** Begin Quoted passage **

# Favorite Events



## Mike Hughey (Feb 29, 2008)

I thought it would be fun to list our favorite events, in order of preference. I'll start (I decided to list my top 10, but feel free to do whatever you like):

1. 4x4x4 BLD - doesn't take too long, but takes long enough, and I'm not that bad at it!
2. 5x5x5 BLD - I'm finally starting to love this too, but it still takes too long for me.
3. 5x5x5 speed - I love solving the 5x5x5. I don't spend enough time doing it, but I love it when I do.
4. Megaminx - Almost as much fun as the 5x5x5.
5. 3x3x3 BLD - I like doing this, but I'd usually rather do a 5x5x5 or Megaminx for speed instead.
6. Fewest moves - Sometimes I would be tempted to rate this higher, but usually, it belongs about here on my list.
7. Square-1 - I've started to really like this puzzle.
8. 3x3x3 speed - It's this low on my list - I guess that's why I'm so bad at it.
9. 3x3x3 multiBLD - It's not hard to do this because of my practice with big cubes BLD, but I still feel like it's a little unpleasant each time to do it; I'm not sure why that is.
10. 4x4x4 speed - Not really that much fun for me; I don't know why.

** End Quoted passage **
** Begin Source records **

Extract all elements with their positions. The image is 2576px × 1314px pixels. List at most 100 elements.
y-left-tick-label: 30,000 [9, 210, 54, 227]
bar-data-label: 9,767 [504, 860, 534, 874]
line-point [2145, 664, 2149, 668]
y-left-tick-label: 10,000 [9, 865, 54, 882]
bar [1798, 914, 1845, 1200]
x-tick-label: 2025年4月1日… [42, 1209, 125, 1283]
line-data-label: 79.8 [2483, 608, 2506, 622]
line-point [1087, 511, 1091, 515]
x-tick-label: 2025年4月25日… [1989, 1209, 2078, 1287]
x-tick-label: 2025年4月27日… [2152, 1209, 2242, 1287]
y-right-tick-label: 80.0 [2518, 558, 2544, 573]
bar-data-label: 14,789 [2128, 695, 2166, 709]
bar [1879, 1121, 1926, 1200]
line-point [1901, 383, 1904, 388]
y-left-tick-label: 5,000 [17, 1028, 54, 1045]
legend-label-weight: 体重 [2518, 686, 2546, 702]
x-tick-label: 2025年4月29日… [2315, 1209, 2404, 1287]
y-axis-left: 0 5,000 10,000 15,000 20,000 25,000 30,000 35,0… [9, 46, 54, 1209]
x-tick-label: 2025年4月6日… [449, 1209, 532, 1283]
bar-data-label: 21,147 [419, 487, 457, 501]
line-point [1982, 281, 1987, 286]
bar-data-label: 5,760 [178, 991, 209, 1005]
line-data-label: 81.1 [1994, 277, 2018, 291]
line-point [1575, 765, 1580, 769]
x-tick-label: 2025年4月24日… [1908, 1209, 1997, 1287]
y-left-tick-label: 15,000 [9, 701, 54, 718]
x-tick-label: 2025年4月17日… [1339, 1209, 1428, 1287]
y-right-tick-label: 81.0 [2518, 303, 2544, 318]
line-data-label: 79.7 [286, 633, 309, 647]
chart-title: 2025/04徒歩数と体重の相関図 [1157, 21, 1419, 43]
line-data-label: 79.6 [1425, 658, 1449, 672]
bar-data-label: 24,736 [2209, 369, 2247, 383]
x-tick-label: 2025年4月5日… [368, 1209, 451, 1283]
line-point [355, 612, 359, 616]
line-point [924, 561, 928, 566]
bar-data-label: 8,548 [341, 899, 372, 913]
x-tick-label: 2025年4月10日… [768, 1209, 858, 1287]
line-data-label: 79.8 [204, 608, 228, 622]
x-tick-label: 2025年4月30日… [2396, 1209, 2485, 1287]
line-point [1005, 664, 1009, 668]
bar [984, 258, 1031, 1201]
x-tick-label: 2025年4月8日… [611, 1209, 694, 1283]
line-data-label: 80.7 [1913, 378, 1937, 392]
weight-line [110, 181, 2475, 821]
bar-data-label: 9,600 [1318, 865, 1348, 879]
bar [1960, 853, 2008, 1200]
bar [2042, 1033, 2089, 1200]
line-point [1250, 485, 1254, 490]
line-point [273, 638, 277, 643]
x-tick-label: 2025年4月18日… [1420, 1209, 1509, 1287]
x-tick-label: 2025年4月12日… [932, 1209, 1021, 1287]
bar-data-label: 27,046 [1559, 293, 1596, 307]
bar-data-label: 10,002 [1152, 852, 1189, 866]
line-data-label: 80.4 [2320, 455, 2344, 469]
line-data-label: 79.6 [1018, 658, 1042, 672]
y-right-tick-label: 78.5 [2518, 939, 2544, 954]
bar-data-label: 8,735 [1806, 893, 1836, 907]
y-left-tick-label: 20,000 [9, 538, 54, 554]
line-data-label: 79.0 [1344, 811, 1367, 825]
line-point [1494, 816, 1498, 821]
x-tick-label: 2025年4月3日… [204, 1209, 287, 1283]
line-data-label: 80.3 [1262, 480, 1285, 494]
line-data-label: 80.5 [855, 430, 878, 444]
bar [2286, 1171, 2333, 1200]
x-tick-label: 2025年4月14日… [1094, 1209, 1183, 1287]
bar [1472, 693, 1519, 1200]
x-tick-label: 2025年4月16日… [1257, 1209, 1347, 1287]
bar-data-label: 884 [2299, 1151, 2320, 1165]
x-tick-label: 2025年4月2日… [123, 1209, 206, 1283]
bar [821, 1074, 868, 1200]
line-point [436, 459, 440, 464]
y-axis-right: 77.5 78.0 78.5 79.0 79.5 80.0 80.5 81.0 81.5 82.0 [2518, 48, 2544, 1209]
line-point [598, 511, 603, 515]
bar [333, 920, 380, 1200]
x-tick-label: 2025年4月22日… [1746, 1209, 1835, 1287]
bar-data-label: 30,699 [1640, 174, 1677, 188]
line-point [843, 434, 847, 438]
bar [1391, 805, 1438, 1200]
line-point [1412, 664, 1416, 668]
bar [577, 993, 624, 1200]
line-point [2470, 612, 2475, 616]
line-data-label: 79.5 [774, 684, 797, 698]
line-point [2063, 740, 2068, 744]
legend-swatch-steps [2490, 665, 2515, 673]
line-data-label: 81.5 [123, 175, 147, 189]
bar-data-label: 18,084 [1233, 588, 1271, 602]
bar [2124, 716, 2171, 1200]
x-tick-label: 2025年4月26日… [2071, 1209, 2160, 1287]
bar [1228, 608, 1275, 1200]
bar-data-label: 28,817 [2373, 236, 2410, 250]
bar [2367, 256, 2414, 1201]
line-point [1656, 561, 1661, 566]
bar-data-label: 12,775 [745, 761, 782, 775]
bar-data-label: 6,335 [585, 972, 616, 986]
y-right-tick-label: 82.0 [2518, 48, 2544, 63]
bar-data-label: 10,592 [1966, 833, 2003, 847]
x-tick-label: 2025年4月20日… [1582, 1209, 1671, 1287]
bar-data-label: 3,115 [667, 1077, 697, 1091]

** End Source records **

Exercise instructions:
**A)** Could you update the records from their first line through the line holding "line-point [2145, 664, 2149, 668]", inclusive, changing "bar-data-label" to "bar-value-label" and leaving everything else unchanged? Return only those lines.
**B)** What comes next in the forum post ranking favorite puzzle-solving events? Continue it from the point where it stops.
The forum post and the records are unrelated material.

Responses:
**A)**
Extract all elements with their positions. The image is 2576px × 1314px pixels. List at most 100 elements.
y-left-tick-label: 30,000 [9, 210, 54, 227]
bar-value-label: 9,767 [504, 860, 534, 874]
line-point [2145, 664, 2149, 668]

**B)**
----------



## Lotsofsloths (Feb 29, 2008)

1. 3x3 Speed
Thats the only thing I've ever competed in..
2. 3x3 BLD
I'm looking forward to doing this at the Princeton Open.
3. 2x2 Speed
Just doing this one for fun, I mite learn ortega or something.


----------



## masterofthebass (Feb 29, 2008)

hmm... This is odd.

1. 5x5 speed - obvious.
2. clock - now that I have it, i find it fun
3. 3x3 BLD - just enough info for me to remember
4. megaminx - Now that I have a good one, i like it
5. square-1 - i like it, but to get better I really just need to learn more algs.

I find 3x3 speed complacent, not really enjoyable, but necessary to be good at other events. 4x4 is just a smaller 5x5. I need better memo in order to do big cube BLD. Pyraminx is eh.... Magics are obviously _____.


----------



## tim (Feb 29, 2008)

1. 3x3 multi bld, it's so freaking easy to get good at it .
2. 4x4 bld
3. 5x5 bld
4. 3x3 bld, too less information for me .
5. 4x4 speed
6. 3x3 speed, boring and takes a lot of time to get good...


----------



## LarsN (Feb 29, 2008)

1. 3x3 BLD, now that I've gotten my first sub2 I'm really getting excited about this.
2. 4x4 BLD, because I feel a great potential to improve with only two successful solves to this date (19min30s as the best).
3. 3x3 speed, although it bugs me that I'm progressing so slow.
4. 5x5 speed, love this one after I learned AVG edgepairing.
5. 4x4 speed
6. Magic, just fun to flip around with.
7. 2x2 speed, I only use it to keep my COLL algs up to date.
8. Megaminx, crapy chineese one...
9. Square1, it's just ugly...


----------



## ExoCorsair (Feb 29, 2008)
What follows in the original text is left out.